The request - Quote the listing below in its entirety.

Data listing -
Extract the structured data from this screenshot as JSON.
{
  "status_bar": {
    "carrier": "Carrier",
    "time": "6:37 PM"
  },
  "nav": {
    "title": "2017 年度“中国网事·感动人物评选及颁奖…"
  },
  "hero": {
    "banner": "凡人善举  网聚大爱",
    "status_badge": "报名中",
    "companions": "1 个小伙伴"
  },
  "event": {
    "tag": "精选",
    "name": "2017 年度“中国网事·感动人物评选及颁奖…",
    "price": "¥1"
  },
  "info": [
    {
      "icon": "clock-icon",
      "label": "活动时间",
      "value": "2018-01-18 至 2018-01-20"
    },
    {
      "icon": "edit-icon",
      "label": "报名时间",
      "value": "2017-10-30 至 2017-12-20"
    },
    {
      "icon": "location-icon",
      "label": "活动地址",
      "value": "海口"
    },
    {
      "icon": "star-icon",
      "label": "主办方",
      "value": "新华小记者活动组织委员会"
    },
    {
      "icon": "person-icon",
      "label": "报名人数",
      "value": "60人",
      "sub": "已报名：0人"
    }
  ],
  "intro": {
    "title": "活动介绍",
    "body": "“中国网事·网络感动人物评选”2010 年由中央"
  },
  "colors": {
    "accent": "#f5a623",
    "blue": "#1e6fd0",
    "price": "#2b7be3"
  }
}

Full answer -
Extract the structured data from this screenshot as JSON.
{
  "status_bar": {
    "carrier": "Carrier",
    "time": "6:37 PM"
  },
  "nav": {
    "title": "2017 年度“中国网事·感动人物评选及颁奖…"
  },
  "hero": {
    "banner": "凡人善举  网聚大爱",
    "status_badge": "报名中",
    "companions": "1 个小伙伴"
  },
  "event": {
    "tag": "精选",
    "name": "2017 年度“中国网事·感动人物评选及颁奖…",
    "price": "¥1"
  },
  "info": [
    {
      "icon": "clock-icon",
      "label": "活动时间",
      "value": "2018-01-18 至 2018-01-20"
    },
    {
      "icon": "edit-icon",
      "label": "报名时间",
      "value": "2017-10-30 至 2017-12-20"
    },
    {
      "icon": "location-icon",
      "label": "活动地址",
      "value": "海口"
    },
    {
      "icon": "star-icon",
      "label": "主办方",
      "value": "新华小记者活动组织委员会"
    },
    {
      "icon": "person-icon",
      "label": "报名人数",
      "value": "60人",
      "sub": "已报名：0人"
    }
  ],
  "intro": {
    "title": "活动介绍",
    "body": "“中国网事·网络感动人物评选”2010 年由中央"
  },
  "colors": {
    "accent": "#f5a623",
    "blue": "#1e6fd0",
    "price": "#2b7be3"
  }
}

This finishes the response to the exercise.